**Task directions:**
Copy the data below exactly.

**Task data:**
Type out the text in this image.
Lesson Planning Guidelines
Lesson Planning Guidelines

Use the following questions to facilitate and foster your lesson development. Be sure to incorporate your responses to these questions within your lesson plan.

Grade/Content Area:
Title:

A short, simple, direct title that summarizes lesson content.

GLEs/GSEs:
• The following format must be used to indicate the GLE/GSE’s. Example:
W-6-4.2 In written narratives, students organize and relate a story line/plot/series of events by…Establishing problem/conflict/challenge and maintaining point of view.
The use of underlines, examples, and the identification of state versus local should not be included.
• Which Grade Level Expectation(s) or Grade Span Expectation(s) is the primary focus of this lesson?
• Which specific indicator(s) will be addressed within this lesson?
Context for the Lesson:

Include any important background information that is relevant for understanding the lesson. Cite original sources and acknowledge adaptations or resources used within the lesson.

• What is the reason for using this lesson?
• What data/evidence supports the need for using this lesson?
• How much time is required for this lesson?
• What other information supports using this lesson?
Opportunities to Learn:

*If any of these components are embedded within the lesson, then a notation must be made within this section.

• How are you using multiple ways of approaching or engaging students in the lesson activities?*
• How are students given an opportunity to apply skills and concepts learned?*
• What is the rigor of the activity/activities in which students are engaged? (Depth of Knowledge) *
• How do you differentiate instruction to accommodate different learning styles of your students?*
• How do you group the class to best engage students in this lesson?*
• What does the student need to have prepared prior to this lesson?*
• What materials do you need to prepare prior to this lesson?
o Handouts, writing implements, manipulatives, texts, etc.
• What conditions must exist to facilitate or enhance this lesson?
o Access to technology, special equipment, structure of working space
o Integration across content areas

**Reply to the task:**
Type out the text in this image.
Lesson Planning Guidelines
Lesson Planning Guidelines

Use the following questions to facilitate and foster your lesson development. Be sure to incorporate your responses to these questions within your lesson plan.

Grade/Content Area:
Title:

A short, simple, direct title that summarizes lesson content.

GLEs/GSEs:
• The following format must be used to indicate the GLE/GSE’s. Example:
W-6-4.2 In written narratives, students organize and relate a story line/plot/series of events by…Establishing problem/conflict/challenge and maintaining point of view.
The use of underlines, examples, and the identification of state versus local should not be included.
• Which Grade Level Expectation(s) or Grade Span Expectation(s) is the primary focus of this lesson?
• Which specific indicator(s) will be addressed within this lesson?
Context for the Lesson:

Include any important background information that is relevant for understanding the lesson. Cite original sources and acknowledge adaptations or resources used within the lesson.

• What is the reason for using this lesson?
• What data/evidence supports the need for using this lesson?
• How much time is required for this lesson?
• What other information supports using this lesson?
Opportunities to Learn:

*If any of these components are embedded within the lesson, then a notation must be made within this section.

• How are you using multiple ways of approaching or engaging students in the lesson activities?*
• How are students given an opportunity to apply skills and concepts learned?*
• What is the rigor of the activity/activities in which students are engaged? (Depth of Knowledge) *
• How do you differentiate instruction to accommodate different learning styles of your students?*
• How do you group the class to best engage students in this lesson?*
• What does the student need to have prepared prior to this lesson?*
• What materials do you need to prepare prior to this lesson?
o Handouts, writing implements, manipulatives, texts, etc.
• What conditions must exist to facilitate or enhance this lesson?
o Access to technology, special equipment, structure of working space
o Integration across content areas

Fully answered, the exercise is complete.